**Assignment**
What lines of the data below include the word "Advanced"? Report them by copying each.

**Dataset records**
=-=-=-=-=

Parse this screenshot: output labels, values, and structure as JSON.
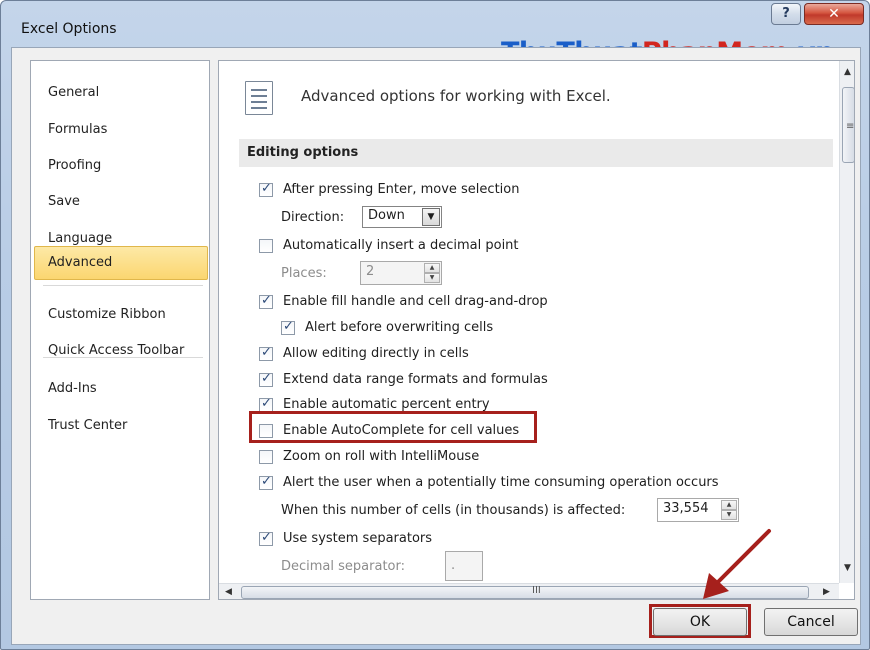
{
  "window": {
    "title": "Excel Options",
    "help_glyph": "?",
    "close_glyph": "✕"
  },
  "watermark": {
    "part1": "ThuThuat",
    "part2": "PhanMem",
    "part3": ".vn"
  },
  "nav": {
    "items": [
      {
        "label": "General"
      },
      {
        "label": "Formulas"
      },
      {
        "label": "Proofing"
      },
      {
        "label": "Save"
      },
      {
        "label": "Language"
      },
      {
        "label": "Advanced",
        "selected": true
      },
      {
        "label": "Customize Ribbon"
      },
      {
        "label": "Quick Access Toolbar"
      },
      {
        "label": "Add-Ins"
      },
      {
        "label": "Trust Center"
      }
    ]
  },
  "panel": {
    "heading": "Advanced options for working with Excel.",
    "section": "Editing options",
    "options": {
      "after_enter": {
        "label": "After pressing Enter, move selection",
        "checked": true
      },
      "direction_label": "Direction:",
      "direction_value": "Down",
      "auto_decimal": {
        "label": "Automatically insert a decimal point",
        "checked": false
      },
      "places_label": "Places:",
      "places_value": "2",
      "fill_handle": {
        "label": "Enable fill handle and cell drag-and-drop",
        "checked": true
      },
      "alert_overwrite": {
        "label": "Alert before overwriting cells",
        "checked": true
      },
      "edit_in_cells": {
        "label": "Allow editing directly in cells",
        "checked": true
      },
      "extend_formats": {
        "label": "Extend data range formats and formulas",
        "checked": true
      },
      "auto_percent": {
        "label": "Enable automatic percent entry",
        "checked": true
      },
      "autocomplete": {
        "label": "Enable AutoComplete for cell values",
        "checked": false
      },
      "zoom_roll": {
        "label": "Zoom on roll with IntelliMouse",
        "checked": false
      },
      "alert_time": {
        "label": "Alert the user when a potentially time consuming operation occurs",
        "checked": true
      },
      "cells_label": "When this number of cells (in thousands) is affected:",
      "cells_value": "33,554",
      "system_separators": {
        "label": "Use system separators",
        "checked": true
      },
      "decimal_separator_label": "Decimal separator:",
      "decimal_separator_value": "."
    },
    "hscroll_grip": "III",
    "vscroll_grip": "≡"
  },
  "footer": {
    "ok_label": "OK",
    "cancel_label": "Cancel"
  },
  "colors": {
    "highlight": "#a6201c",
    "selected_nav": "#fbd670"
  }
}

=-=-=-=-=

**Task result**
        "label": "Advanced",
    "heading": "Advanced options for working with Excel.",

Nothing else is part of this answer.